> [Given problem]
Transcribe every line exactly and omit anything that is a picture.
------ Material provided
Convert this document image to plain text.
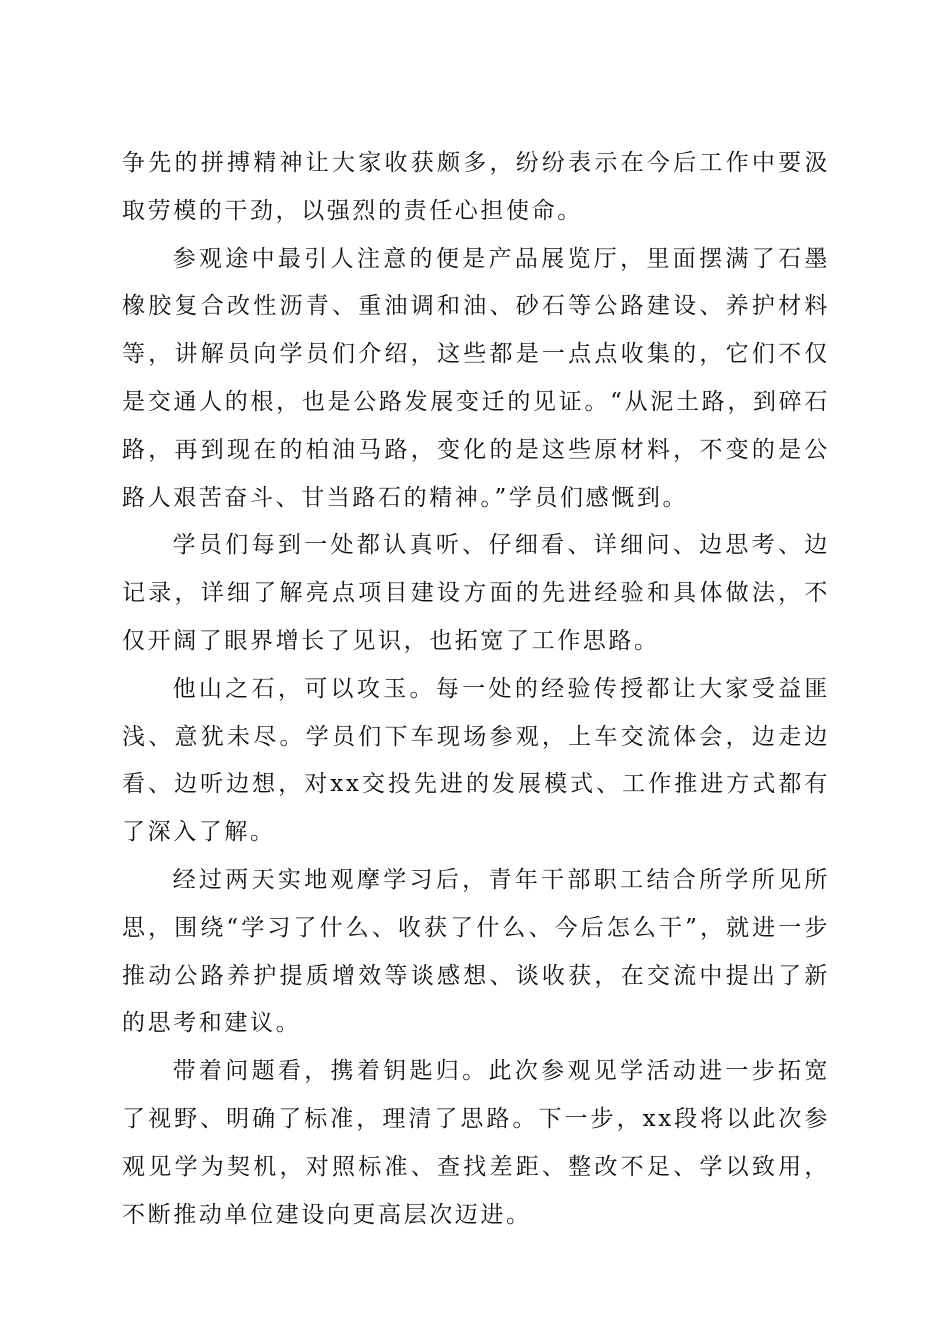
争先的拼搏精神让大家收获颇多，纷纷表示在今后工作中要汲取劳模的干劲，以强烈的责任心担使命。

参观途中最引人注意的便是产品展览厅，里面摆满了石墨橡胶复合改性沥青、重油调和油、砂石等公路建设、养护材料等，讲解员向学员们介绍，这些都是一点点收集的，它们不仅是交通人的根，也是公路发展变迁的见证。“从泥土路，到碎石路，再到现在的柏油马路，变化的是这些原材料，不变的是公路人艰苦奋斗、甘当路石的精神。”学员们感慨到。

学员们每到一处都认真听、仔细看、详细问、边思考、边记录，详细了解亮点项目建设方面的先进经验和具体做法，不仅开阔了眼界增长了见识，也拓宽了工作思路。

他山之石，可以攻玉。每一处的经验传授都让大家受益匪浅、意犹未尽。学员们下车现场参观，上车交流体会，边走边看、边听边想，对xx交投先进的发展模式、工作推进方式都有了深入了解。

经过两天实地观摩学习后，青年干部职工结合所学所见所思，围绕“学习了什么、收获了什么、今后怎么干”，就进一步推动公路养护提质增效等谈感想、谈收获，在交流中提出了新的思考和建议。

带着问题看，携着钥匙归。此次参观见学活动进一步拓宽了视野、明确了标准，理清了思路。下一步，xx段将以此次参观见学为契机，对照标准、查找差距、整改不足、学以致用，不断推动单位建设向更高层次迈进。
------------
> [Output for this task]
Convert this document image to plain text.
争先的拼搏精神让大家收获颇多，纷纷表示在今后工作中要汲取劳模的干劲，以强烈的责任心担使命。

参观途中最引人注意的便是产品展览厅，里面摆满了石墨橡胶复合改性沥青、重油调和油、砂石等公路建设、养护材料等，讲解员向学员们介绍，这些都是一点点收集的，它们不仅是交通人的根，也是公路发展变迁的见证。“从泥土路，到碎石路，再到现在的柏油马路，变化的是这些原材料，不变的是公路人艰苦奋斗、甘当路石的精神。”学员们感慨到。

学员们每到一处都认真听、仔细看、详细问、边思考、边记录，详细了解亮点项目建设方面的先进经验和具体做法，不仅开阔了眼界增长了见识，也拓宽了工作思路。

他山之石，可以攻玉。每一处的经验传授都让大家受益匪浅、意犹未尽。学员们下车现场参观，上车交流体会，边走边看、边听边想，对xx交投先进的发展模式、工作推进方式都有了深入了解。

经过两天实地观摩学习后，青年干部职工结合所学所见所思，围绕“学习了什么、收获了什么、今后怎么干”，就进一步推动公路养护提质增效等谈感想、谈收获，在交流中提出了新的思考和建议。

带着问题看，携着钥匙归。此次参观见学活动进一步拓宽了视野、明确了标准，理清了思路。下一步，xx段将以此次参观见学为契机，对照标准、查找差距、整改不足、学以致用，不断推动单位建设向更高层次迈进。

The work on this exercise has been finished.